→ **Task to complete**
Select the lines that hold the word "involved" and copy each one.

** START OF Extracted records **

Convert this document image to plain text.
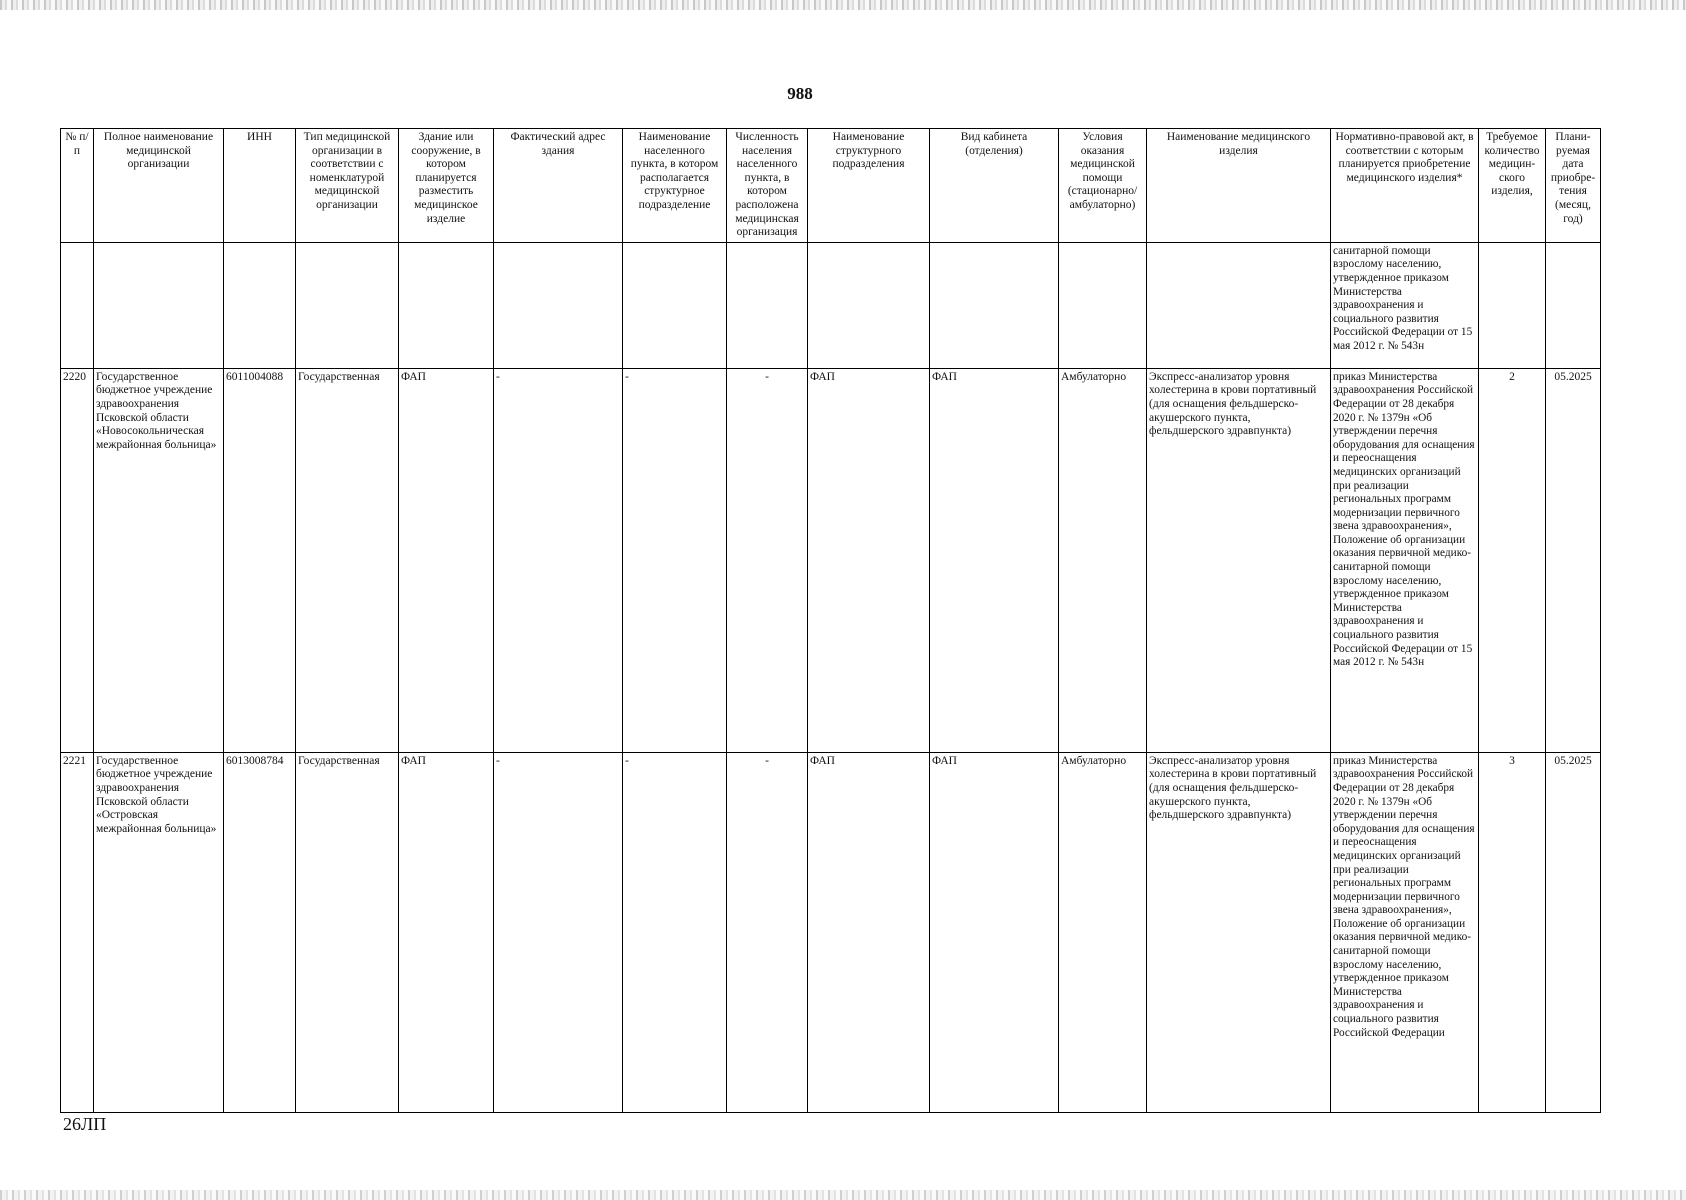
988
№ п/п	Полное наименование медицинской организации	ИНН	Тип медицинской организации в соответствии с номенклатурой медицинской организации	Здание или сооружение, в котором планируется разместить медицинское изделие	Фактический адрес здания	Наименование населенного пункта, в котором располагается структурное подразделение	Численность населения населенного пункта, в котором расположена медицинская организация	Наименование структурного подразделения	Вид кабинета (отделения)	Условия оказания медицинской помощи (стационарно/ амбулаторно)	Наименование медицинского изделия	Нормативно-правовой акт, в соответствии с которым планируется приобретение медицинского изделия*	Требуемое количество медицин-ского изделия,	Плани-руемая дата приобре-тения (месяц, год)
												санитарной помощи взрослому населению, утвержденное приказом Министерства здравоохранения и социального развития Российской Федерации от 15 мая 2012 г. № 543н		
2220	Государственное бюджетное учреждение здравоохранения Псковской области «Новосокольническая межрайонная больница»	6011004088	Государственная	ФАП	-	-	-	ФАП	ФАП	Амбулаторно	Экспресс-анализатор уровня холестерина в крови портативный (для оснащения фельдшерско-акушерского пункта, фельдшерского здравпункта)	приказ Министерства здравоохранения Российской Федерации от 28 декабря 2020 г. № 1379н «Об утверждении перечня оборудования для оснащения и переоснащения медицинских организаций при реализации региональных программ модернизации первичного звена здравоохранения», Положение об организации оказания первичной медико-санитарной помощи взрослому населению, утвержденное приказом Министерства здравоохранения и социального развития Российской Федерации от 15 мая 2012 г. № 543н	2	05.2025
2221	Государственное бюджетное учреждение здравоохранения Псковской области «Островская межрайонная больница»	6013008784	Государственная	ФАП	-	-	-	ФАП	ФАП	Амбулаторно	Экспресс-анализатор уровня холестерина в крови портативный (для оснащения фельдшерско-акушерского пункта, фельдшерского здравпункта)	приказ Министерства здравоохранения Российской Федерации от 28 декабря 2020 г. № 1379н «Об утверждении перечня оборудования для оснащения и переоснащения медицинских организаций при реализации региональных программ модернизации первичного звена здравоохранения», Положение об организации оказания первичной медико-санитарной помощи взрослому населению, утвержденное приказом Министерства здравоохранения и социального развития Российской Федерации	3	05.2025
26ЛП
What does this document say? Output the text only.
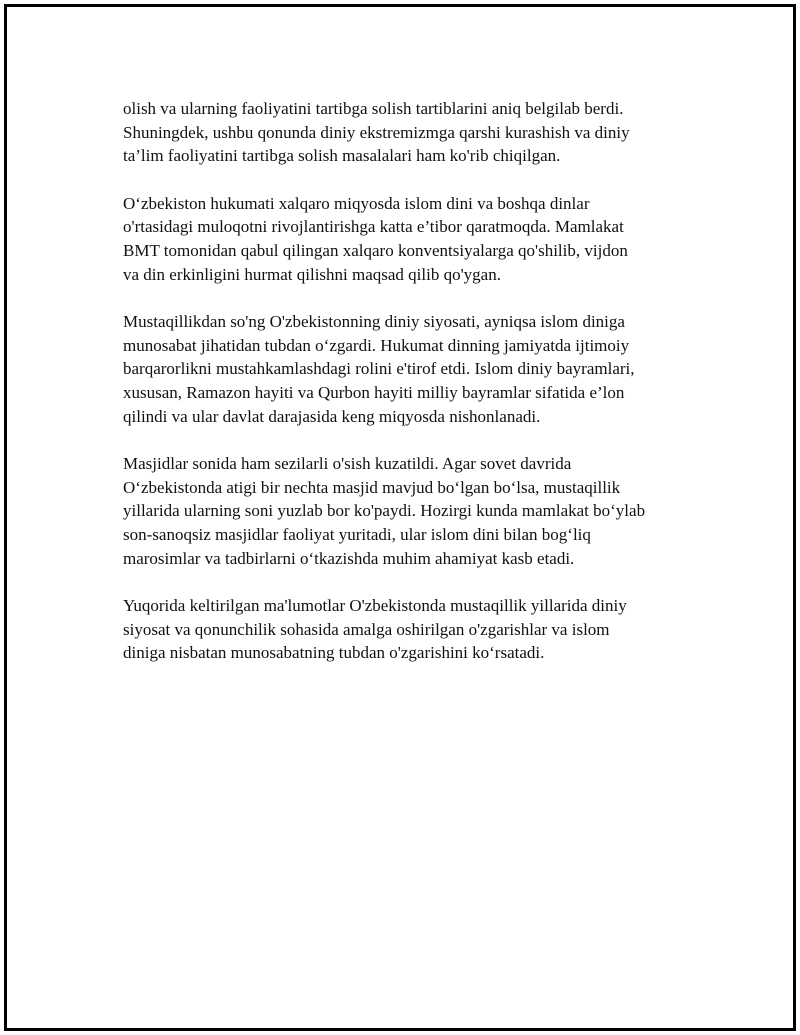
olish va ularning faoliyatini tartibga solish tartiblarini aniq belgilab berdi.
Shuningdek, ushbu qonunda diniy ekstremizmga qarshi kurashish va diniy
ta’lim faoliyatini tartibga solish masalalari ham ko'rib chiqilgan.

O‘zbekiston hukumati xalqaro miqyosda islom dini va boshqa dinlar
o'rtasidagi muloqotni rivojlantirishga katta e’tibor qaratmoqda. Mamlakat
BMT tomonidan qabul qilingan xalqaro konventsiyalarga qo'shilib, vijdon
va din erkinligini hurmat qilishni maqsad qilib qo'ygan.

Mustaqillikdan so'ng O'zbekistonning diniy siyosati, ayniqsa islom diniga
munosabat jihatidan tubdan o‘zgardi. Hukumat dinning jamiyatda ijtimoiy
barqarorlikni mustahkamlashdagi rolini e'tirof etdi. Islom diniy bayramlari,
xususan, Ramazon hayiti va Qurbon hayiti milliy bayramlar sifatida e’lon
qilindi va ular davlat darajasida keng miqyosda nishonlanadi.

Masjidlar sonida ham sezilarli o'sish kuzatildi. Agar sovet davrida
O‘zbekistonda atigi bir nechta masjid mavjud bo‘lgan bo‘lsa, mustaqillik
yillarida ularning soni yuzlab bor ko'paydi. Hozirgi kunda mamlakat bo‘ylab
son-sanoqsiz masjidlar faoliyat yuritadi, ular islom dini bilan bog‘liq
marosimlar va tadbirlarni o‘tkazishda muhim ahamiyat kasb etadi.

Yuqorida keltirilgan ma'lumotlar O'zbekistonda mustaqillik yillarida diniy
siyosat va qonunchilik sohasida amalga oshirilgan o'zgarishlar va islom
diniga nisbatan munosabatning tubdan o'zgarishini ko‘rsatadi.
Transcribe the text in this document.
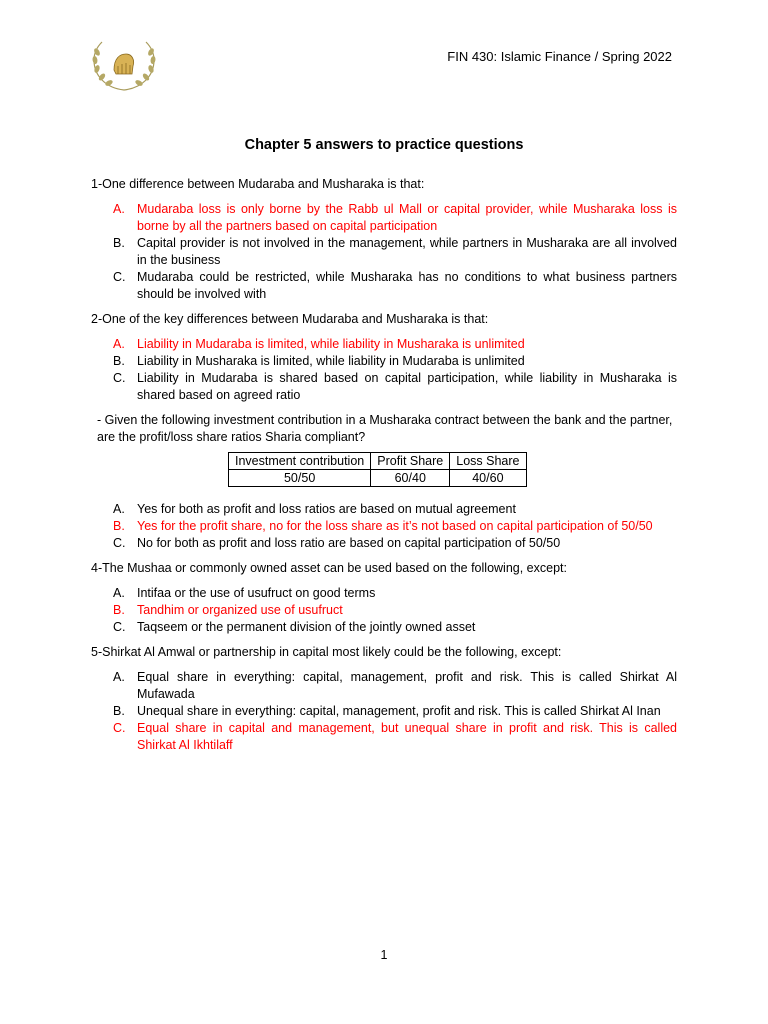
FIN 430: Islamic Finance / Spring 2022
Chapter 5 answers to practice questions
1-One difference between Mudaraba and Musharaka is that:
A. Mudaraba loss is only borne by the Rabb ul Mall or capital provider, while Musharaka loss is borne by all the partners based on capital participation
B. Capital provider is not involved in the management, while partners in Musharaka are all involved in the business
C. Mudaraba could be restricted, while Musharaka has no conditions to what business partners should be involved with
2-One of the key differences between Mudaraba and Musharaka is that:
A. Liability in Mudaraba is limited, while liability in Musharaka is unlimited
B. Liability in Musharaka is limited, while liability in Mudaraba is unlimited
C. Liability in Mudaraba is shared based on capital participation, while liability in Musharaka is shared based on agreed ratio
- Given the following investment contribution in a Musharaka contract between the bank and the partner, are the profit/loss share ratios Sharia compliant?
Investment contribution	Profit Share	Loss Share
50/50	60/40	40/60
A. Yes for both as profit and loss ratios are based on mutual agreement
B. Yes for the profit share, no for the loss share as it’s not based on capital participation of 50/50
C. No for both as profit and loss ratio are based on capital participation of 50/50
4-The Mushaa or commonly owned asset can be used based on the following, except:
A. Intifaa or the use of usufruct on good terms
B. Tandhim or organized use of usufruct
C. Taqseem or the permanent division of the jointly owned asset
5-Shirkat Al Amwal or partnership in capital most likely could be the following, except:
A. Equal share in everything: capital, management, profit and risk. This is called Shirkat Al Mufawada
B. Unequal share in everything: capital, management, profit and risk. This is called Shirkat Al Inan
C. Equal share in capital and management, but unequal share in profit and risk. This is called Shirkat Al Ikhtilaff
1
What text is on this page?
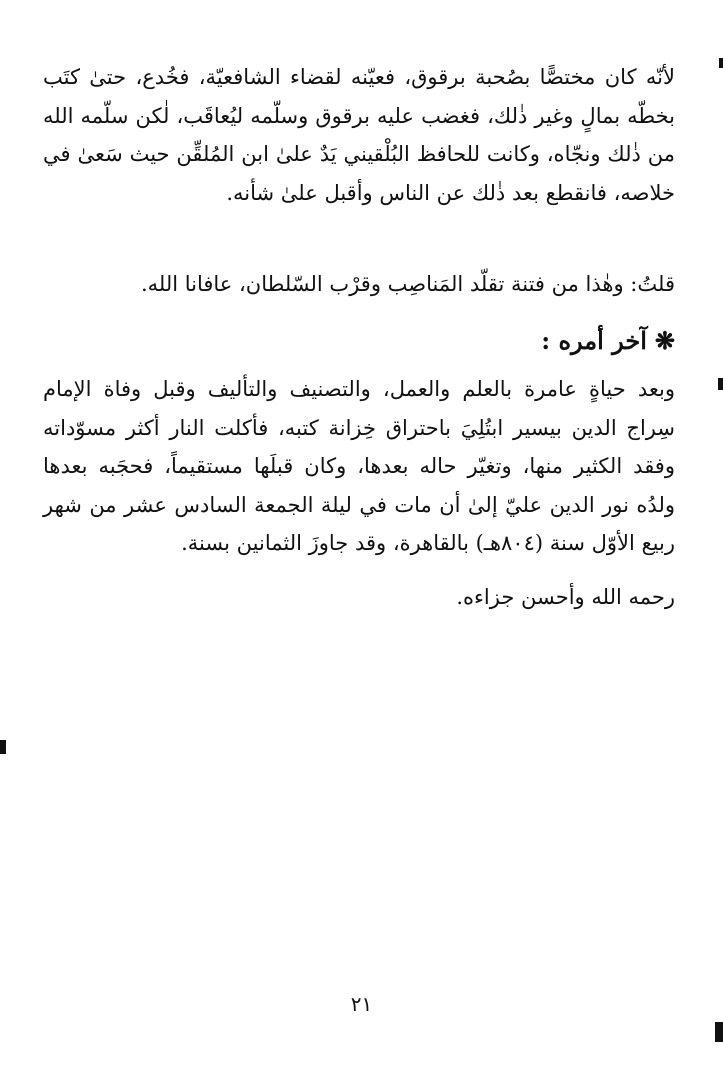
لأنّه كان مختصًّا بصُحبة برقوق، فعيّنه لقضاء الشافعيّة، فخُدع، حتىٰ كتَب بخطّه بمالٍ وغير ذٰلك، فغضب عليه برقوق وسلّمه ليُعاقَب، لٰكن سلّمه الله من ذٰلك ونجّاه، وكانت للحافظ البُلْقيني يَدٌ علىٰ ابن المُلقِّن حيث سَعىٰ في خلاصه، فانقطع بعد ذٰلك عن الناس وأقبل علىٰ شأنه.

قلتُ: وهٰذا من فتنة تقلّد المَناصِب وقرْب السّلطان، عافانا الله.

❋آخر أمره :

وبعد حياةٍ عامرة بالعلم والعمل، والتصنيف والتأليف وقبل وفاة الإمام سِراج الدين بيسير ابتُلِيَ باحتراق خِزانة كتبه، فأكلت النار أكثر مسوّداته وفقد الكثير منها، وتغيّر حاله بعدها، وكان قبلَها مستقيماً، فحجَبه بعدها ولدُه نور الدين عليّ إلىٰ أن مات في ليلة الجمعة السادس عشر من شهر ربيع الأوّل سنة (٨٠٤هـ) بالقاهرة، وقد جاوزَ الثمانين بسنة.

رحمه الله وأحسن جزاءه.

٢١
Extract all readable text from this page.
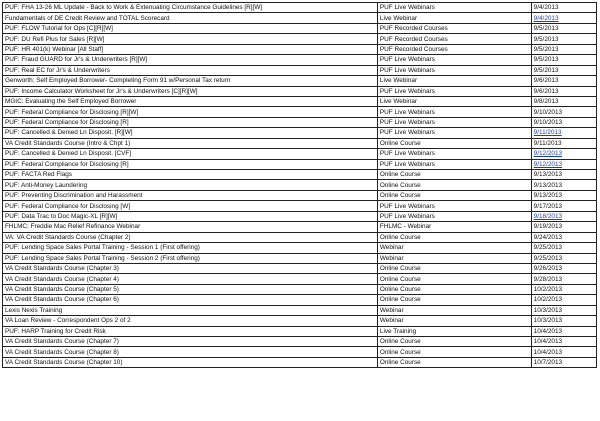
PUF: FHA 13-26 ML Update - Back to Work & Extenuating Circumstance Guidelines [R][W]	PUF Live Webinars	9/4/2013
Fundamentals of DE Credit Review and TOTAL Scorecard	Live Webinar	9/4/2013
PUF: FLOW Tutorial for Ops [C][R][W]	PUF Recorded Courses	9/5/2013
PUF: DU Refi Plus for Sales [R][W]	PUF Recorded Courses	9/5/2013
PUF: HR 401(k) Webinar [All Staff]	PUF Recorded Courses	9/5/2013
PUF: Fraud GUARD for Jr's & Underwriters [R][W]	PUF Live Webinars	9/5/2013
PUF: Real EC for Jr's & Underwriters	PUF Live Webinars	9/5/2013
Genworth: Self Employed Borrower- Completing Form 91 w/Personal Tax return	Live Webinar	9/6/2013
PUF: Income Calculator Worksheet for Jr's & Underwriters [C][R][W]	PUF Live Webinars	9/6/2013
MGIC: Evaluating the Self Employed Borrower	Live Webinar	9/8/2013
PUF: Federal Compliance for Disclosing [R][W]	PUF Live Webinars	9/10/2013
PUF: Federal Compliance for Disclosing [R]	PUF Live Webinars	9/10/2013
PUF: Cancelled & Denied Ln Disposit. [R][W]	PUF Live Webinars	9/11/2013
VA Credit Standards Course (Intro & Chpt 1)	Online Course	9/11/2013
PUF: Cancelled & Denied Ln Disposit. [CVF]	PUF Live Webinars	9/12/2013
PUF: Federal Compliance for Disclosing [R]	PUF Live Webinars	9/12/2013
PUF: FACTA Red Flags	Online Course	9/13/2013
PUF: Anti-Money Laundering	Online Course	9/13/2013
PUF: Preventing Discrimination and Harassment	Online Course	9/13/2013
PUF: Federal Compliance for Disclosing [W]	PUF Live Webinars	9/17/2013
PUF: Data Trac to Doc Magic-XL [R][W]	PUF Live Webinars	9/18/2013
FHLMC: Freddie Mac Relief Refinance Webinar	FHLMC - Webinar	9/19/2013
VA: VA Credit Standards Course (Chapter 2)	Online Course	9/24/2013
PUF: Lending Space Sales Portal Training - Session 1 (First offering)	Webinar	9/25/2013
PUF: Lending Space Sales Portal Training - Session 2 (First offering)	Webinar	9/25/2013
VA Credit Standards Course (Chapter 3)	Online Course	9/26/2013
VA Credit Standards Course (Chapter 4)	Online Course	9/28/2013
VA Credit Standards Course (Chapter 5)	Online Course	10/2/2013
VA Credit Standards Course (Chapter 6)	Online Course	10/2/2013
Lexis Nexis Training	Webinar	10/3/2013
VA Loan Review - Correspondent Ops 2 of 2	Webinar	10/3/2013
PUF: HARP Training for Credit Risk	Live Training	10/4/2013
VA Credit Standards Course (Chapter 7)	Online Course	10/4/2013
VA Credit Standards Course (Chapter 8)	Online Course	10/4/2013
VA Credit Standards Course (Chapter 10)	Online Course	10/7/2013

** END OF Extracted records **

→ **Written solution**
B. Capital provider is not involved in the management, while partners in Musharaka are all involved in the business
C. Mudaraba could be restricted, while Musharaka has no conditions to what business partners should be involved with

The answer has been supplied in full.